◆ Exercise requirements: Identify the lines that contain the word "content", then copy them.

•••

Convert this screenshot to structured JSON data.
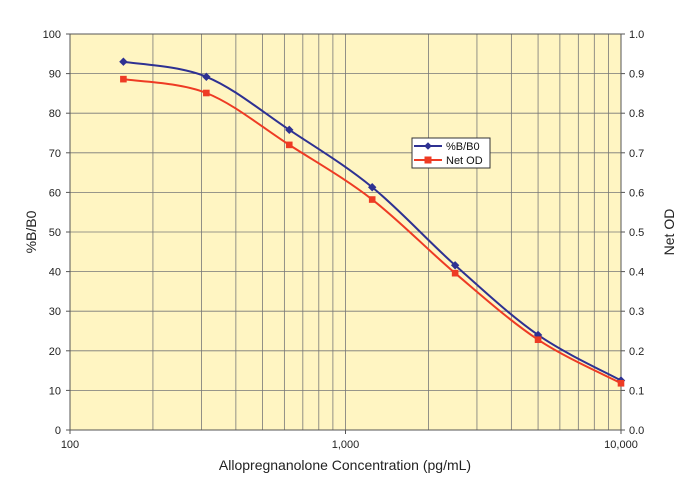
{
  "chart_data": {
    "type": "line",
    "xlabel": "Allopregnanolone Concentration (pg/mL)",
    "ylabel_left": "%B/B0",
    "ylabel_right": "Net OD",
    "x_scale": "log",
    "xlim": [
      100,
      10000
    ],
    "x_ticks": [
      {
        "value": 100,
        "label": "100"
      },
      {
        "value": 1000,
        "label": "1,000"
      },
      {
        "value": 10000,
        "label": "10,000"
      }
    ],
    "ylim_left": [
      0,
      100
    ],
    "y_ticks_left": [
      "0",
      "10",
      "20",
      "30",
      "40",
      "50",
      "60",
      "70",
      "80",
      "90",
      "100"
    ],
    "ylim_right": [
      0,
      1.0
    ],
    "y_ticks_right": [
      "0.0",
      "0.1",
      "0.2",
      "0.3",
      "0.4",
      "0.5",
      "0.6",
      "0.7",
      "0.8",
      "0.9",
      "1.0"
    ],
    "grid": true,
    "background_color": "#FFF5C2",
    "legend_position": "center-right",
    "series": [
      {
        "name": "%B/B0",
        "axis": "left",
        "color": "#2E3192",
        "marker": "diamond",
        "x": [
          156.25,
          312.5,
          625,
          1250,
          2500,
          5000,
          10000
        ],
        "y": [
          93.0,
          89.2,
          75.8,
          61.3,
          41.6,
          24.0,
          12.5
        ]
      },
      {
        "name": "Net OD",
        "axis": "right",
        "color": "#EE3B24",
        "marker": "square",
        "x": [
          156.25,
          312.5,
          625,
          1250,
          2500,
          5000,
          10000
        ],
        "y": [
          0.886,
          0.851,
          0.72,
          0.582,
          0.396,
          0.228,
          0.118
        ]
      }
    ]
  }
}
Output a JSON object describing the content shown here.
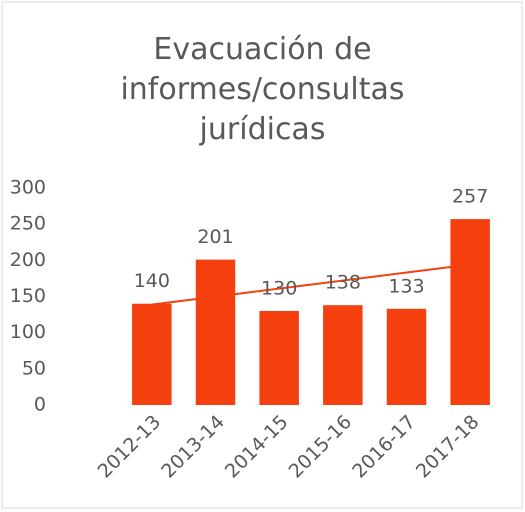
{
  "chart_data": {
    "type": "bar",
    "title": "Evacuación de informes/consultas jurídicas",
    "categories": [
      "2012-13",
      "2013-14",
      "2014-15",
      "2015-16",
      "2016-17",
      "2017-18"
    ],
    "values": [
      140,
      201,
      130,
      138,
      133,
      257
    ],
    "color": "#f4400e",
    "ylim": [
      0,
      300
    ],
    "yticks": [
      0,
      50,
      100,
      150,
      200,
      250,
      300
    ],
    "grid": false,
    "trendline": true,
    "trendline_color": "#f4400e"
  }
}
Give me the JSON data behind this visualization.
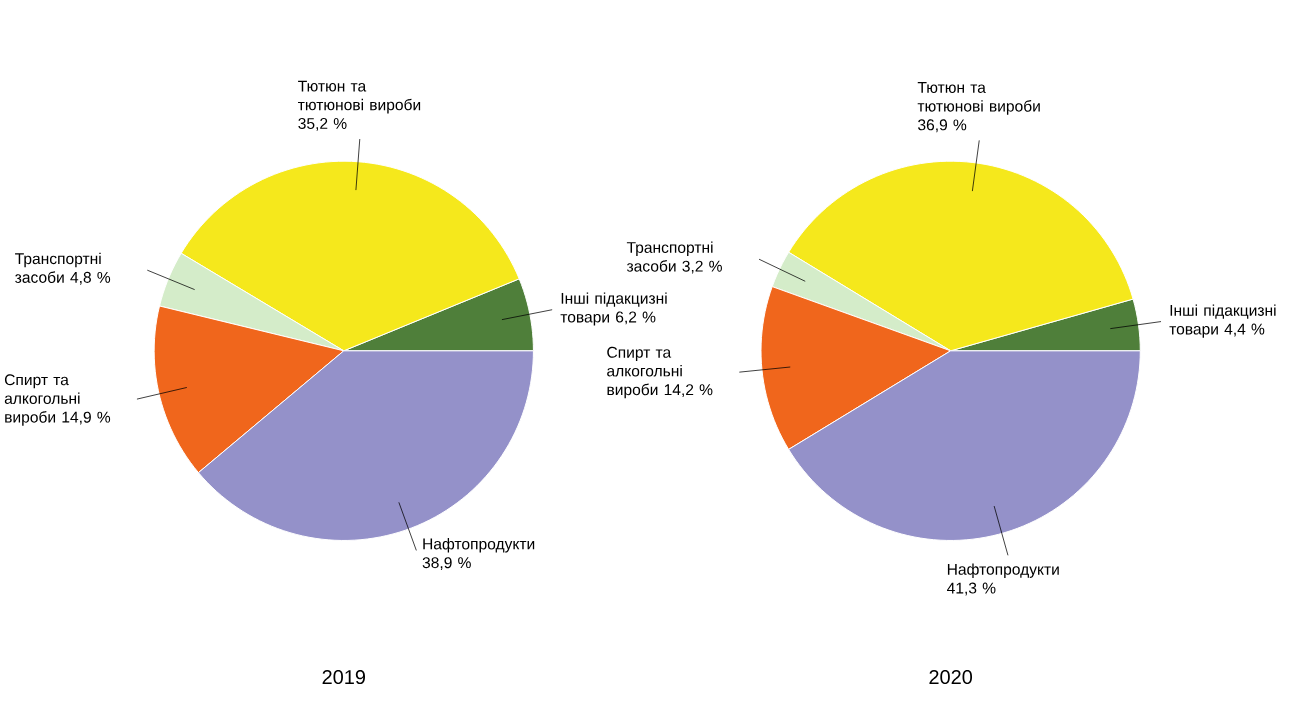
{
  "chart_data": [
    {
      "type": "pie",
      "title": "2019",
      "categories": [
        "Інші підакцизні товари",
        "Тютюн та тютюнові вироби",
        "Транспортні засоби",
        "Спирт та алкогольні вироби",
        "Нафтопродукти"
      ],
      "values": [
        6.2,
        35.2,
        4.8,
        14.9,
        38.9
      ],
      "value_labels": [
        "6,2 %",
        "35,2 %",
        "4,8 %",
        "14,9 %",
        "38,9 %"
      ],
      "colors": [
        "#4f7f3a",
        "#f5e81c",
        "#d4ecc9",
        "#f0661c",
        "#9491c9"
      ]
    },
    {
      "type": "pie",
      "title": "2020",
      "categories": [
        "Інші підакцизні товари",
        "Тютюн та тютюнові вироби",
        "Транспортні засоби",
        "Спирт та алкогольні вироби",
        "Нафтопродукти"
      ],
      "values": [
        4.4,
        36.9,
        3.2,
        14.2,
        41.3
      ],
      "value_labels": [
        "4,4 %",
        "36,9 %",
        "3,2 %",
        "14,2 %",
        "41,3 %"
      ],
      "colors": [
        "#4f7f3a",
        "#f5e81c",
        "#d4ecc9",
        "#f0661c",
        "#9491c9"
      ]
    }
  ]
}
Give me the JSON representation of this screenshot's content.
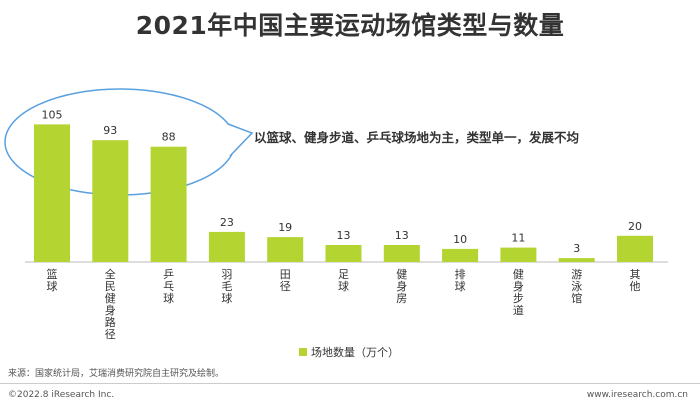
{
  "chart_data": {
    "type": "bar",
    "title": "2021年中国主要运动场馆类型与数量",
    "categories": [
      "篮球",
      "全民健身路径",
      "乒乓球",
      "羽毛球",
      "田径",
      "足球",
      "健身房",
      "排球",
      "健身步道",
      "游泳馆",
      "其他"
    ],
    "series": [
      {
        "name": "场地数量（万个）",
        "values": [
          105,
          93,
          88,
          23,
          19,
          13,
          13,
          10,
          11,
          3,
          20
        ]
      }
    ],
    "ylim": [
      0,
      120
    ],
    "grid": false,
    "legend_position": "bottom",
    "annotation": "以篮球、健身步道、乒乓球场地为主，类型单一，发展不均"
  },
  "colors": {
    "bar": "#b4d432",
    "callout": "#5aa0e0",
    "axis": "#bbbbbb"
  },
  "source": "来源：国家统计局，艾瑞消费研究院自主研究及绘制。",
  "footer": {
    "copyright": "©2022.8 iResearch Inc.",
    "website": "www.iresearch.com.cn"
  }
}
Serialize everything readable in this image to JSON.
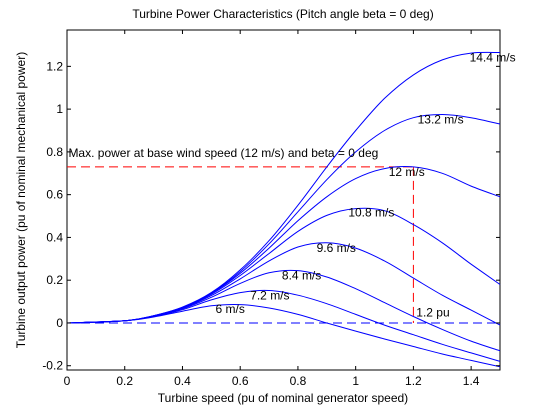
{
  "chart_data": {
    "type": "line",
    "title": "Turbine Power Characteristics (Pitch angle beta = 0 deg)",
    "xlabel": "Turbine speed (pu of nominal generator speed)",
    "ylabel": "Turbine output power (pu of nominal mechanical power)",
    "xlim": [
      0,
      1.5
    ],
    "ylim": [
      -0.22,
      1.37
    ],
    "xticks": [
      "0",
      "0.2",
      "0.4",
      "0.6",
      "0.8",
      "1",
      "1.2",
      "1.4"
    ],
    "yticks": [
      "-0.2",
      "0",
      "0.2",
      "0.4",
      "0.6",
      "0.8",
      "1",
      "1.2"
    ],
    "grid": false,
    "series_color": "#0000ff",
    "reference_color": "#ff0000",
    "series": [
      {
        "name": "6 m/s",
        "peak_x": 0.57,
        "peak_y": 0.088,
        "x": [
          0,
          0.2,
          0.3,
          0.4,
          0.5,
          0.6,
          0.7,
          0.8,
          0.9,
          1.0,
          1.1,
          1.2,
          1.3,
          1.4,
          1.5
        ],
        "y": [
          0,
          0.01,
          0.028,
          0.055,
          0.08,
          0.086,
          0.07,
          0.04,
          0.0,
          -0.038,
          -0.075,
          -0.11,
          -0.145,
          -0.175,
          -0.205
        ]
      },
      {
        "name": "7.2 m/s",
        "peak_x": 0.69,
        "peak_y": 0.152,
        "x": [
          0,
          0.2,
          0.3,
          0.4,
          0.5,
          0.6,
          0.7,
          0.8,
          0.9,
          1.0,
          1.1,
          1.2,
          1.3,
          1.4,
          1.5
        ],
        "y": [
          0,
          0.01,
          0.03,
          0.062,
          0.108,
          0.142,
          0.152,
          0.13,
          0.09,
          0.04,
          -0.01,
          -0.055,
          -0.1,
          -0.14,
          -0.18
        ]
      },
      {
        "name": "8.4 m/s",
        "peak_x": 0.8,
        "peak_y": 0.245,
        "x": [
          0,
          0.2,
          0.3,
          0.4,
          0.5,
          0.6,
          0.7,
          0.8,
          0.9,
          1.0,
          1.1,
          1.2,
          1.3,
          1.4,
          1.5
        ],
        "y": [
          0,
          0.01,
          0.031,
          0.066,
          0.12,
          0.185,
          0.235,
          0.245,
          0.215,
          0.16,
          0.095,
          0.03,
          -0.03,
          -0.085,
          -0.13
        ]
      },
      {
        "name": "9.6 m/s",
        "peak_x": 0.92,
        "peak_y": 0.375,
        "x": [
          0,
          0.2,
          0.3,
          0.4,
          0.5,
          0.6,
          0.7,
          0.8,
          0.9,
          1.0,
          1.1,
          1.2,
          1.3,
          1.4,
          1.5
        ],
        "y": [
          0,
          0.01,
          0.032,
          0.069,
          0.128,
          0.206,
          0.29,
          0.355,
          0.375,
          0.35,
          0.29,
          0.21,
          0.13,
          0.06,
          -0.01
        ]
      },
      {
        "name": "10.8 m/s",
        "peak_x": 1.03,
        "peak_y": 0.54,
        "x": [
          0,
          0.2,
          0.3,
          0.4,
          0.5,
          0.6,
          0.7,
          0.8,
          0.9,
          1.0,
          1.1,
          1.2,
          1.3,
          1.4,
          1.5
        ],
        "y": [
          0,
          0.01,
          0.033,
          0.071,
          0.134,
          0.222,
          0.325,
          0.428,
          0.503,
          0.535,
          0.525,
          0.46,
          0.375,
          0.275,
          0.18
        ]
      },
      {
        "name": "12 m/s",
        "peak_x": 1.17,
        "peak_y": 0.73,
        "x": [
          0,
          0.2,
          0.3,
          0.4,
          0.5,
          0.6,
          0.7,
          0.8,
          0.9,
          1.0,
          1.1,
          1.2,
          1.3,
          1.4,
          1.5
        ],
        "y": [
          0,
          0.01,
          0.033,
          0.072,
          0.138,
          0.232,
          0.35,
          0.478,
          0.59,
          0.675,
          0.722,
          0.73,
          0.7,
          0.64,
          0.59
        ]
      },
      {
        "name": "13.2 m/s",
        "peak_x": 1.27,
        "peak_y": 0.975,
        "x": [
          0,
          0.2,
          0.3,
          0.4,
          0.5,
          0.6,
          0.7,
          0.8,
          0.9,
          1.0,
          1.1,
          1.2,
          1.3,
          1.4,
          1.5
        ],
        "y": [
          0,
          0.01,
          0.034,
          0.073,
          0.14,
          0.24,
          0.37,
          0.52,
          0.67,
          0.8,
          0.9,
          0.96,
          0.975,
          0.96,
          0.93
        ]
      },
      {
        "name": "14.4 m/s",
        "peak_x": 1.45,
        "peak_y": 1.265,
        "x": [
          0,
          0.2,
          0.3,
          0.4,
          0.5,
          0.6,
          0.7,
          0.8,
          0.9,
          1.0,
          1.1,
          1.2,
          1.3,
          1.4,
          1.5
        ],
        "y": [
          0,
          0.01,
          0.034,
          0.074,
          0.142,
          0.248,
          0.385,
          0.55,
          0.73,
          0.9,
          1.05,
          1.16,
          1.23,
          1.262,
          1.265
        ]
      }
    ],
    "annotations": [
      {
        "text": "Max. power at base wind speed (12 m/s) and beta = 0 deg",
        "x": 0.005,
        "y": 0.775
      },
      {
        "text": "1.2 pu",
        "x": 1.21,
        "y": 0.03
      }
    ],
    "reference_lines": {
      "max_power_y": 0.73,
      "zero_y": 0.0,
      "speed_x": 1.2
    }
  }
}
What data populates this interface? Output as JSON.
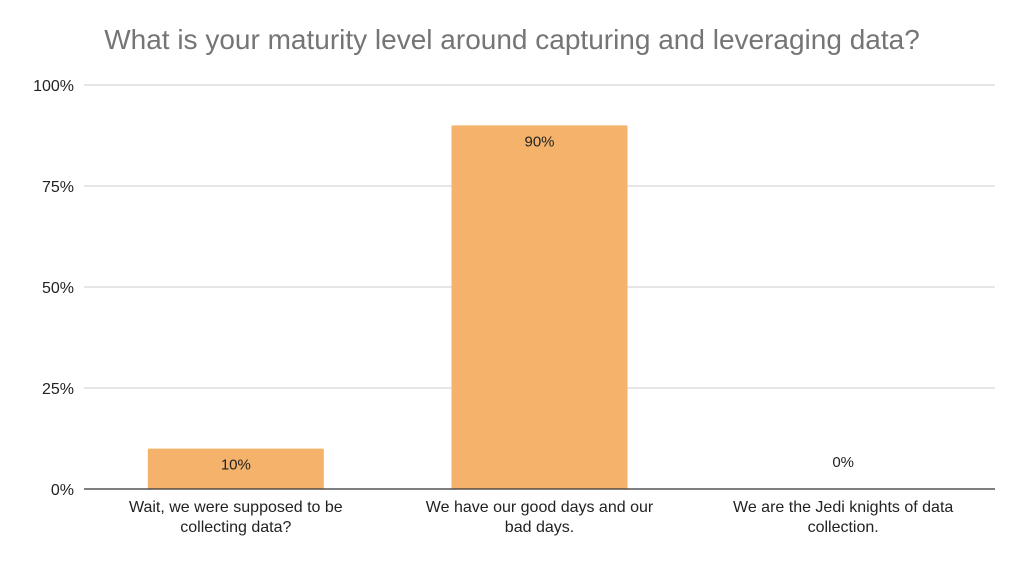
{
  "chart_data": {
    "type": "bar",
    "title": "What is your maturity level around capturing and leveraging data?",
    "xlabel": "",
    "ylabel": "",
    "ylim": [
      0,
      100
    ],
    "y_ticks": [
      "0%",
      "25%",
      "50%",
      "75%",
      "100%"
    ],
    "y_tick_values": [
      0,
      25,
      50,
      75,
      100
    ],
    "categories": [
      [
        "Wait, we were supposed to be",
        "collecting data?"
      ],
      [
        "We have our good days and our",
        "bad days."
      ],
      [
        "We are the Jedi knights of data",
        "collection."
      ]
    ],
    "values": [
      10,
      90,
      0
    ],
    "data_labels": [
      "10%",
      "90%",
      "0%"
    ],
    "grid": true,
    "legend": "none",
    "colors": {
      "bar": "#f4b26b",
      "zero_label": "#f4b26b",
      "label": "#222222",
      "title": "#757575",
      "grid": "#cccccc",
      "axis": "#333333"
    }
  }
}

•••

◆ Task response:
Output a JSON object describing the content shown here.
Give me the JSON representation of this screenshot's content.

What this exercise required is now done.